Directions for this task
Which lines of the data below include the string "Lactobacillus"? Return each of them.

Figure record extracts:
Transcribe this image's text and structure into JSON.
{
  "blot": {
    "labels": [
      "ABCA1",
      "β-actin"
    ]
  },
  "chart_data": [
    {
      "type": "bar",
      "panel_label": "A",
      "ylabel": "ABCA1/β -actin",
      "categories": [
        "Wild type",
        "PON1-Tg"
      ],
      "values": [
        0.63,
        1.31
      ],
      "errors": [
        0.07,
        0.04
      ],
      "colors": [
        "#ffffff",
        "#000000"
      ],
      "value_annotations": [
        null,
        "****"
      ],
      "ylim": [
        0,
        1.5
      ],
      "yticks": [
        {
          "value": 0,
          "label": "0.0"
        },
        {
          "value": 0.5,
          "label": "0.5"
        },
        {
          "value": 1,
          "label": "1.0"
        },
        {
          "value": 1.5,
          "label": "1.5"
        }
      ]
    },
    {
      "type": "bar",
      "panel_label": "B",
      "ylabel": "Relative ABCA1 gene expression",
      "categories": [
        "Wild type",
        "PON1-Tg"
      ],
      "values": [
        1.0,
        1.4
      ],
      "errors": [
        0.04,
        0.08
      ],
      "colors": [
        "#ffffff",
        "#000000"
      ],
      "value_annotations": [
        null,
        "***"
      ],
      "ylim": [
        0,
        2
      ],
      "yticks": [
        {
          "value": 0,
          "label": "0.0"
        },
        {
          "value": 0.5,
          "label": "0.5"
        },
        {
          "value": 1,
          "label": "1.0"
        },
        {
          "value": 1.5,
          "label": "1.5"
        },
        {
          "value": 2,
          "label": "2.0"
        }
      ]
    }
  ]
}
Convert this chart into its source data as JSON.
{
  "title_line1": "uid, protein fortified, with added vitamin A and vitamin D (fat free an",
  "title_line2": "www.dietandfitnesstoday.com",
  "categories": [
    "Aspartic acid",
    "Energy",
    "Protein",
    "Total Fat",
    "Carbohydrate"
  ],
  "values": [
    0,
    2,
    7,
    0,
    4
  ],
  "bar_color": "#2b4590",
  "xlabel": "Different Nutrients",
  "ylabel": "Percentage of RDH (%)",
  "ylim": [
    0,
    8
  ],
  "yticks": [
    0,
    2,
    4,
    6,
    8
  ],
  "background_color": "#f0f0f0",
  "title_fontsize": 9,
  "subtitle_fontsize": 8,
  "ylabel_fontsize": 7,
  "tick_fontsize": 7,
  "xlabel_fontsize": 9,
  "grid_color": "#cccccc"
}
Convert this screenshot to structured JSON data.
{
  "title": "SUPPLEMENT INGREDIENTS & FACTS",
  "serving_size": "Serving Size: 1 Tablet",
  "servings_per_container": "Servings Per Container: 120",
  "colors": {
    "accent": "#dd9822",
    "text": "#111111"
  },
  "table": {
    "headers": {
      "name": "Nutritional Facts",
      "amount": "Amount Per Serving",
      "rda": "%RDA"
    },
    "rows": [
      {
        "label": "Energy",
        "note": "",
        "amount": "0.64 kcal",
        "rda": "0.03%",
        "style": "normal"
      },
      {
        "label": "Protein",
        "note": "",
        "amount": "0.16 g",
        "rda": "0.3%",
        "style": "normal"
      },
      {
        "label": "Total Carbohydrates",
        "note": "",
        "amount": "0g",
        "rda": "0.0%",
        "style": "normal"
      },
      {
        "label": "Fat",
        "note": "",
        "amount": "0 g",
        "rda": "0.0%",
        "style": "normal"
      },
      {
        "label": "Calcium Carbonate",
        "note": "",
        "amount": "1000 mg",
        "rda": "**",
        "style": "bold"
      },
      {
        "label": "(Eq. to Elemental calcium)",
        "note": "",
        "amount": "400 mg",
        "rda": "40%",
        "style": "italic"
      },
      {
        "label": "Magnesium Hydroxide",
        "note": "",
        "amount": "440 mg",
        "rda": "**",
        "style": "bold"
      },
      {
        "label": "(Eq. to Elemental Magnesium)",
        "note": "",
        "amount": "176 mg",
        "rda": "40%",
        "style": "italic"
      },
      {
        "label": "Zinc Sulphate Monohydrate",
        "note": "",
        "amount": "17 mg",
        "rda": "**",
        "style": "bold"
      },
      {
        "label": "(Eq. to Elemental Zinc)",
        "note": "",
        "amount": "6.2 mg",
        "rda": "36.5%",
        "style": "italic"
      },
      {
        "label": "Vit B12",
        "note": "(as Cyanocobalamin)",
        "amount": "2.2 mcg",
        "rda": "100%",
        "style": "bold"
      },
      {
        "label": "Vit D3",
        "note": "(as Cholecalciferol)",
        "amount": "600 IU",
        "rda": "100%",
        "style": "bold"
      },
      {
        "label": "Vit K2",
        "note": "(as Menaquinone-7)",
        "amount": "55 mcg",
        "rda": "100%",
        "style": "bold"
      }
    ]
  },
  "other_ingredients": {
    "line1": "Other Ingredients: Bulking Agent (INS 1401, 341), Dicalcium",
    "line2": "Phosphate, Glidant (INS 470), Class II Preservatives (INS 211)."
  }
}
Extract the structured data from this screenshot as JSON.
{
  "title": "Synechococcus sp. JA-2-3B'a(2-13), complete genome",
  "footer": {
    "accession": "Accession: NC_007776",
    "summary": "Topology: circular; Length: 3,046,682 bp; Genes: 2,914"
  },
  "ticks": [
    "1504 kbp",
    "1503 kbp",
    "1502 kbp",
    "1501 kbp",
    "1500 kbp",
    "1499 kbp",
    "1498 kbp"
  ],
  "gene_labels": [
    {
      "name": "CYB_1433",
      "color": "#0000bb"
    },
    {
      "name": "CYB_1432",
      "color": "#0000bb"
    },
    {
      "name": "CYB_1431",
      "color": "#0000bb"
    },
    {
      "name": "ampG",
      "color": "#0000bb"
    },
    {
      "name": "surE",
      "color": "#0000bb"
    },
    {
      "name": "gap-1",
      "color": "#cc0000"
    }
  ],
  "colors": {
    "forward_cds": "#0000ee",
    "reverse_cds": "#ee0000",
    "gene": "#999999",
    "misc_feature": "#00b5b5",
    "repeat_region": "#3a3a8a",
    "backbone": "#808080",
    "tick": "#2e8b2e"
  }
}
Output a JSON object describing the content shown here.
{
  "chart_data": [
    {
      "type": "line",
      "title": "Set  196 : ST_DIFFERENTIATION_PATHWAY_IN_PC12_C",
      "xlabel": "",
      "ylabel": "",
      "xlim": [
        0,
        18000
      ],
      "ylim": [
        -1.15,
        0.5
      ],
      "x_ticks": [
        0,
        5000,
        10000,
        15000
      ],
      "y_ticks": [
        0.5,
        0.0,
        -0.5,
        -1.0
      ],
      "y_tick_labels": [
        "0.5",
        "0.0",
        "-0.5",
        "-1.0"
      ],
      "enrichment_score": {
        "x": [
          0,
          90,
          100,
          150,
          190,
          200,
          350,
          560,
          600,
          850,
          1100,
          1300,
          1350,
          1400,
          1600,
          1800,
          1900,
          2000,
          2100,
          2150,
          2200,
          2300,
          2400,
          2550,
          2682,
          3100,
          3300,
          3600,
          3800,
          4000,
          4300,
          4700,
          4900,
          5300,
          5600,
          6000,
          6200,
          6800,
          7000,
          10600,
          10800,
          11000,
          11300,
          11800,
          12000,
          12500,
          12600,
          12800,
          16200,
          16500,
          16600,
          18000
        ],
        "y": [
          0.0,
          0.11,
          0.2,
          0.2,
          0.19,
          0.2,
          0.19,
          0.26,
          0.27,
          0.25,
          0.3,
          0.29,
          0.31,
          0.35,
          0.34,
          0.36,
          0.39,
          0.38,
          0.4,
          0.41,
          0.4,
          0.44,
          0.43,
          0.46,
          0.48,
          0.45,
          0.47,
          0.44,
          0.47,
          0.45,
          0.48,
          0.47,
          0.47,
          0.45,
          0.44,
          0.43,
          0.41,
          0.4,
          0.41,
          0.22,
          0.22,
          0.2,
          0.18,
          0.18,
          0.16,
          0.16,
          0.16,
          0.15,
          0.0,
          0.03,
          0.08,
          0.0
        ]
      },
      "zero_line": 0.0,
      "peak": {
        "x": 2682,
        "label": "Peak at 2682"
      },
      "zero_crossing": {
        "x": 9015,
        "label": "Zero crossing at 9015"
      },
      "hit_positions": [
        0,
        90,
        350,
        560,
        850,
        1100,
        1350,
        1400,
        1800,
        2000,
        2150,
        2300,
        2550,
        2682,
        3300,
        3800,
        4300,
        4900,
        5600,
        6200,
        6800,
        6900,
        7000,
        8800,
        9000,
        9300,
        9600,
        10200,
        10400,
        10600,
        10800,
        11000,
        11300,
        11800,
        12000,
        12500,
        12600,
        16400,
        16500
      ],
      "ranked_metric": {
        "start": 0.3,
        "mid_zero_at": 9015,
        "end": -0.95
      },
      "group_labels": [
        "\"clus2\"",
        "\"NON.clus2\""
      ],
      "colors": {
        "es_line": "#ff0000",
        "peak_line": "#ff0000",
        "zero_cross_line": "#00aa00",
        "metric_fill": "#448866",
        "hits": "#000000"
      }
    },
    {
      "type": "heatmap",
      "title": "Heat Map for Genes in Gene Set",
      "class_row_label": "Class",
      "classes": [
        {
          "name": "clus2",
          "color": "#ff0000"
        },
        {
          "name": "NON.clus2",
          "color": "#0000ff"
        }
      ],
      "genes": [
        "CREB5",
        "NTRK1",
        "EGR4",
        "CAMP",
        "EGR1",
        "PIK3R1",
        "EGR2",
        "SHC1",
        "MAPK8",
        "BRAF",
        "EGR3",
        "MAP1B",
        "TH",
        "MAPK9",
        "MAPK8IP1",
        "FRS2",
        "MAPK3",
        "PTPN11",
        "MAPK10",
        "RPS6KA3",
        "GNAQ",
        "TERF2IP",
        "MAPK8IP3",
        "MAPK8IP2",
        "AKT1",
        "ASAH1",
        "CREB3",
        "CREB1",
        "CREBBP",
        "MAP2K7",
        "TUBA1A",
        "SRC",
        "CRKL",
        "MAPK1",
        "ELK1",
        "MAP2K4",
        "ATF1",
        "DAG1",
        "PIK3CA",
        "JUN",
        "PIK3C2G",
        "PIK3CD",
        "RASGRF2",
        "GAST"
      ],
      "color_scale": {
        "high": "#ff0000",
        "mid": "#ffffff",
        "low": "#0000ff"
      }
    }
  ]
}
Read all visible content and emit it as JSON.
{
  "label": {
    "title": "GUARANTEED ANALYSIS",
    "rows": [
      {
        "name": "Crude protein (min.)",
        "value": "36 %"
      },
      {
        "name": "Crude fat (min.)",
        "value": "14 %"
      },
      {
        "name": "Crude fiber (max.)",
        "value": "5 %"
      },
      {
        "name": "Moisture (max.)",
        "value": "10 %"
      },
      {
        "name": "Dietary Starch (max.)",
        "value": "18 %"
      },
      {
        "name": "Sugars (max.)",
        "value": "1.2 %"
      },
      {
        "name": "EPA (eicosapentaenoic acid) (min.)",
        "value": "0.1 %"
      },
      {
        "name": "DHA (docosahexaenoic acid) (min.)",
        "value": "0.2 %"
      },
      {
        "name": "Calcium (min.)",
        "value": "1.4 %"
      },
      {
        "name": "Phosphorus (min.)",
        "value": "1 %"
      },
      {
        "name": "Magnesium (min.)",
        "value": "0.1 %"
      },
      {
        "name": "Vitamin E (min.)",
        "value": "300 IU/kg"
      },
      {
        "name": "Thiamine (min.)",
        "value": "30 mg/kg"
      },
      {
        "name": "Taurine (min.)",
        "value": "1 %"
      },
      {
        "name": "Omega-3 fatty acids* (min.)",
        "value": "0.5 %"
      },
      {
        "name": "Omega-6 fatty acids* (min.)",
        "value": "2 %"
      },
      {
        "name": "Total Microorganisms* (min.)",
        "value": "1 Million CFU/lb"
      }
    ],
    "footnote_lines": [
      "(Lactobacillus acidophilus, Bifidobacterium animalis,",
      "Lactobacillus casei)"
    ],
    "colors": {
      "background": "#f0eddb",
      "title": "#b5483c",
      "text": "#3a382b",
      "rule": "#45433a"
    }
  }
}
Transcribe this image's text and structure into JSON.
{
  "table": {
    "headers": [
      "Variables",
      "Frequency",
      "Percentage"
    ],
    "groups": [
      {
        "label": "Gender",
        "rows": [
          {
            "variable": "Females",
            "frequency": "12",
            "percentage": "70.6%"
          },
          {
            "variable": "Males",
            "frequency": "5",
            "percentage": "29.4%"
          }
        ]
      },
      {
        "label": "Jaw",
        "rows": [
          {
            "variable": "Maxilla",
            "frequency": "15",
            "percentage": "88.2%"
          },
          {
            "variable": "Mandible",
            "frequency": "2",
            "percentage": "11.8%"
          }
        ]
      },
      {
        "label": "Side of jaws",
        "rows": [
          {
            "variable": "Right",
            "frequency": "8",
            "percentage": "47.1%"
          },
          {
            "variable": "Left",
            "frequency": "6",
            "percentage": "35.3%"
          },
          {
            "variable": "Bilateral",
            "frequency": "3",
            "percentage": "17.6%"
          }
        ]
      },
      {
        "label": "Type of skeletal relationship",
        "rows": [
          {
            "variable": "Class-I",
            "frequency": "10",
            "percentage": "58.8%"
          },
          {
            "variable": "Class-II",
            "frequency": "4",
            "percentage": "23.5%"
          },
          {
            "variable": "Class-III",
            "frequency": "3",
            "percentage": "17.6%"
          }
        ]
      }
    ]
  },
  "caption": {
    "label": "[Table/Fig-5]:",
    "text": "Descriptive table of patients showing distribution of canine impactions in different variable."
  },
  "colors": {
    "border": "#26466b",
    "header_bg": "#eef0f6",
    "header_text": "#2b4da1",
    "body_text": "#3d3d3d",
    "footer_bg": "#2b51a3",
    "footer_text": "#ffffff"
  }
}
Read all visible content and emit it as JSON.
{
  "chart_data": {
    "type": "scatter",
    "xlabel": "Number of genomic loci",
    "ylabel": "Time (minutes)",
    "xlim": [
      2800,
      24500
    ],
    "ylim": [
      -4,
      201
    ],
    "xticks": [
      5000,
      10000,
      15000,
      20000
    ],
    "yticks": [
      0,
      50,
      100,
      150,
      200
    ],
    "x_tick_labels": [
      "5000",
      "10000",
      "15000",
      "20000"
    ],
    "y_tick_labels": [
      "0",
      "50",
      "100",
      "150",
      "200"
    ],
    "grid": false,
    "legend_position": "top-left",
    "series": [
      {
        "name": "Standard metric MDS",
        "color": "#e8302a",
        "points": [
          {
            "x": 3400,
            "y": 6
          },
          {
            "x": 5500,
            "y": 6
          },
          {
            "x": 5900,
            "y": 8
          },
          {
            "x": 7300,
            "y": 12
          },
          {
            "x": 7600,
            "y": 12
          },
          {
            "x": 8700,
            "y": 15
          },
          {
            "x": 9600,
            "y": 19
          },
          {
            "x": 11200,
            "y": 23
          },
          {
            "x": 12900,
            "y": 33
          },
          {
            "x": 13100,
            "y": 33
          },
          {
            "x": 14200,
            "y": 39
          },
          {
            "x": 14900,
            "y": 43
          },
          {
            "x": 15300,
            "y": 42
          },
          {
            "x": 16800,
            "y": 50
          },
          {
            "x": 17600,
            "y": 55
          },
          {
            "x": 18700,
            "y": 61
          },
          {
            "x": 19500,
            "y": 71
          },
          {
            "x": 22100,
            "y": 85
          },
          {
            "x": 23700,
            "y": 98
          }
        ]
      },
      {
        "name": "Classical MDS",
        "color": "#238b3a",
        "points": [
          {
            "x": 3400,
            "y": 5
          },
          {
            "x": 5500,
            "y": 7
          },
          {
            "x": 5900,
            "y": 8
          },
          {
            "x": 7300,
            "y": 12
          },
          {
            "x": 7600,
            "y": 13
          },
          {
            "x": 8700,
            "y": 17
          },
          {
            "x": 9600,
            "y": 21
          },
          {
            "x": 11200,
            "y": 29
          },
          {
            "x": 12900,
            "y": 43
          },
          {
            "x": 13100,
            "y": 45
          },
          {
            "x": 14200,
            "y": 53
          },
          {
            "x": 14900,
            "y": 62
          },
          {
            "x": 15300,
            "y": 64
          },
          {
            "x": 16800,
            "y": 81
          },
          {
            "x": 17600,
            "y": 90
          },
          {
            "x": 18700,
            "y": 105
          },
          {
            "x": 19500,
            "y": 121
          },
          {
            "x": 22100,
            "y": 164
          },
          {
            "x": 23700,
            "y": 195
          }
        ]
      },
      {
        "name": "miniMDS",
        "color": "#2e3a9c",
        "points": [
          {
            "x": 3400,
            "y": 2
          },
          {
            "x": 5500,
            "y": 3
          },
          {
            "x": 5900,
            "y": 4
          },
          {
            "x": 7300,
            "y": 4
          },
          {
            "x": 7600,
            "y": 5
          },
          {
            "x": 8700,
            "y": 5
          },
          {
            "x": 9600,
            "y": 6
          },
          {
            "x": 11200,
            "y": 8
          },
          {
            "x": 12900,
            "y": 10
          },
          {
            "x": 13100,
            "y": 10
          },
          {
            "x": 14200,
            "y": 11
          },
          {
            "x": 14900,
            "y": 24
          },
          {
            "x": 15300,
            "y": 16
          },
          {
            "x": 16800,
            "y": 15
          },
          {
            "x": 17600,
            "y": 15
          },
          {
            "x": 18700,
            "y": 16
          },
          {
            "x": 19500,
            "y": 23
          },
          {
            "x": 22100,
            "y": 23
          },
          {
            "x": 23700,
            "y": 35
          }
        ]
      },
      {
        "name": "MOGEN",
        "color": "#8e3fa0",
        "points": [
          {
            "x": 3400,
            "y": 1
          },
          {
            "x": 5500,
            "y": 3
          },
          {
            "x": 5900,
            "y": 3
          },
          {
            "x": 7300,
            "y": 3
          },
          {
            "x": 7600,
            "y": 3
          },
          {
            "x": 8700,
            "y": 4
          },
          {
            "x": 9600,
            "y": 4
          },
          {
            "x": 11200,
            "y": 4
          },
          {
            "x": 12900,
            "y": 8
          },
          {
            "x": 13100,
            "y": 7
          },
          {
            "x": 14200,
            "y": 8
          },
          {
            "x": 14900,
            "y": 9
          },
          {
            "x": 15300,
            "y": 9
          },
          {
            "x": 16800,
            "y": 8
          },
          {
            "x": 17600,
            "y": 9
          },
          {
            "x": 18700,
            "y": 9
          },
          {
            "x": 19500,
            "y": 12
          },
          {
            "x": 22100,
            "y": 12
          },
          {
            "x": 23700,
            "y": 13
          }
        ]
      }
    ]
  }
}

Exercise output
      "(Lactobacillus acidophilus, Bifidobacterium animalis,",
      "Lactobacillus casei)"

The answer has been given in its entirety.